WHAT TO PRODUCE: Repeat the material below exactly, with no pictures.

STORED RECORDS:
------

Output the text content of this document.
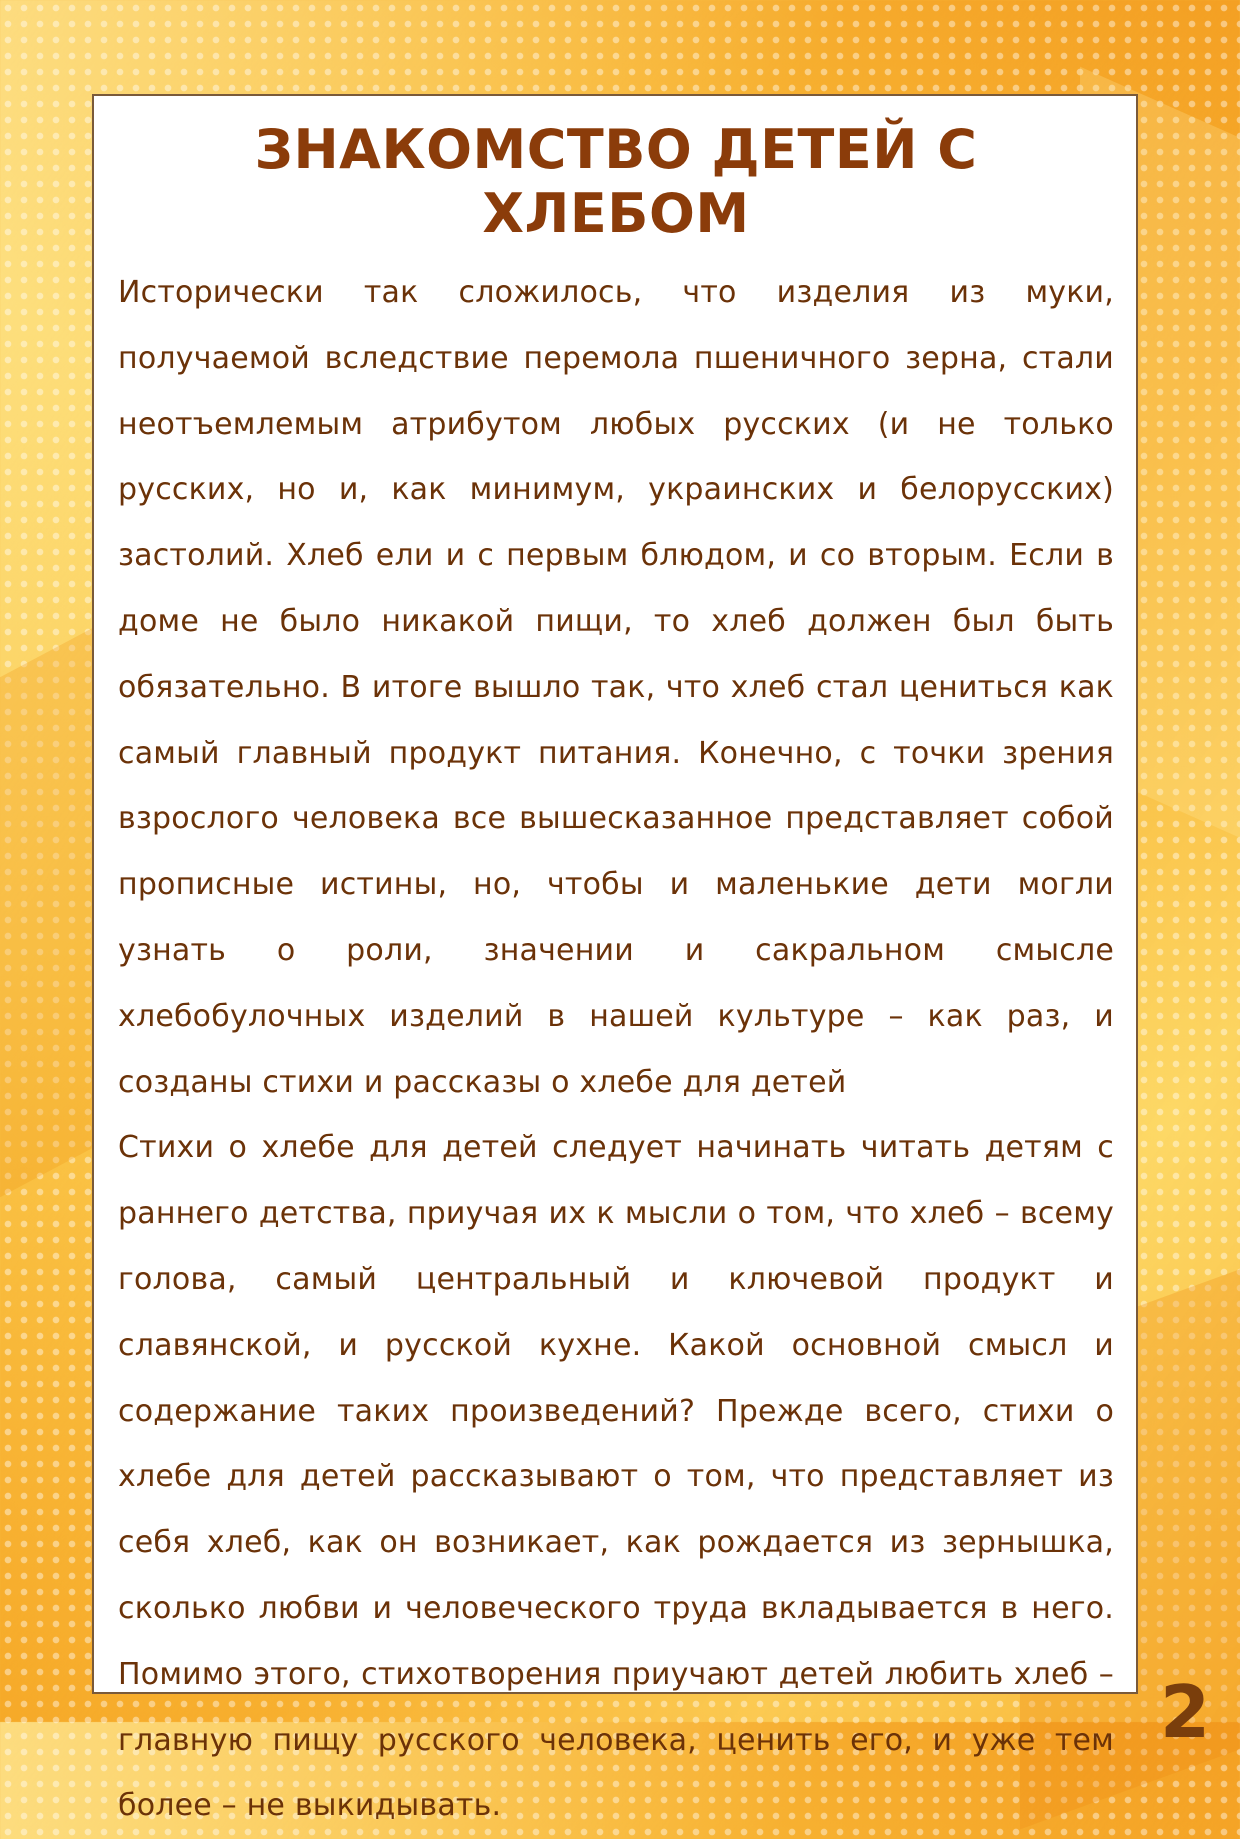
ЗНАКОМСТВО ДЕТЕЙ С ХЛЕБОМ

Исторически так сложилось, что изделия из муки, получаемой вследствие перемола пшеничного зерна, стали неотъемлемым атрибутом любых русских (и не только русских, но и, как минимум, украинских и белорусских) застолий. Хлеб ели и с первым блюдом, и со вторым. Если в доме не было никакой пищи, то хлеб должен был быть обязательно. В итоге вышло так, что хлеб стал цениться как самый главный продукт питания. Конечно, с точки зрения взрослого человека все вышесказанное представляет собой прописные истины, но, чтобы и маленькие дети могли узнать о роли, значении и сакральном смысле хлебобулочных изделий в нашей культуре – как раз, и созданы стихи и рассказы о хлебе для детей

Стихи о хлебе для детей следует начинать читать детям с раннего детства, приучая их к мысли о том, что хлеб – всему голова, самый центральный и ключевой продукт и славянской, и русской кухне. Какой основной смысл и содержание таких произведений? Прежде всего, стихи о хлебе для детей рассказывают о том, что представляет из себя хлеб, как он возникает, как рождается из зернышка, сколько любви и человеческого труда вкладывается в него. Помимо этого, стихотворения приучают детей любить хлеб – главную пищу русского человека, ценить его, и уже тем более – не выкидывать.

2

------

SOLVED PROBLEM:
Output the text content of this document.
ЗНАКОМСТВО ДЕТЕЙ С ХЛЕБОМ

Исторически так сложилось, что изделия из муки, получаемой вследствие перемола пшеничного зерна, стали неотъемлемым атрибутом любых русских (и не только русских, но и, как минимум, украинских и белорусских) застолий. Хлеб ели и с первым блюдом, и со вторым. Если в доме не было никакой пищи, то хлеб должен был быть обязательно. В итоге вышло так, что хлеб стал цениться как самый главный продукт питания. Конечно, с точки зрения взрослого человека все вышесказанное представляет собой прописные истины, но, чтобы и маленькие дети могли узнать о роли, значении и сакральном смысле хлебобулочных изделий в нашей культуре – как раз, и созданы стихи и рассказы о хлебе для детей

Стихи о хлебе для детей следует начинать читать детям с раннего детства, приучая их к мысли о том, что хлеб – всему голова, самый центральный и ключевой продукт и славянской, и русской кухне. Какой основной смысл и содержание таких произведений? Прежде всего, стихи о хлебе для детей рассказывают о том, что представляет из себя хлеб, как он возникает, как рождается из зернышка, сколько любви и человеческого труда вкладывается в него. Помимо этого, стихотворения приучают детей любить хлеб – главную пищу русского человека, ценить его, и уже тем более – не выкидывать.

2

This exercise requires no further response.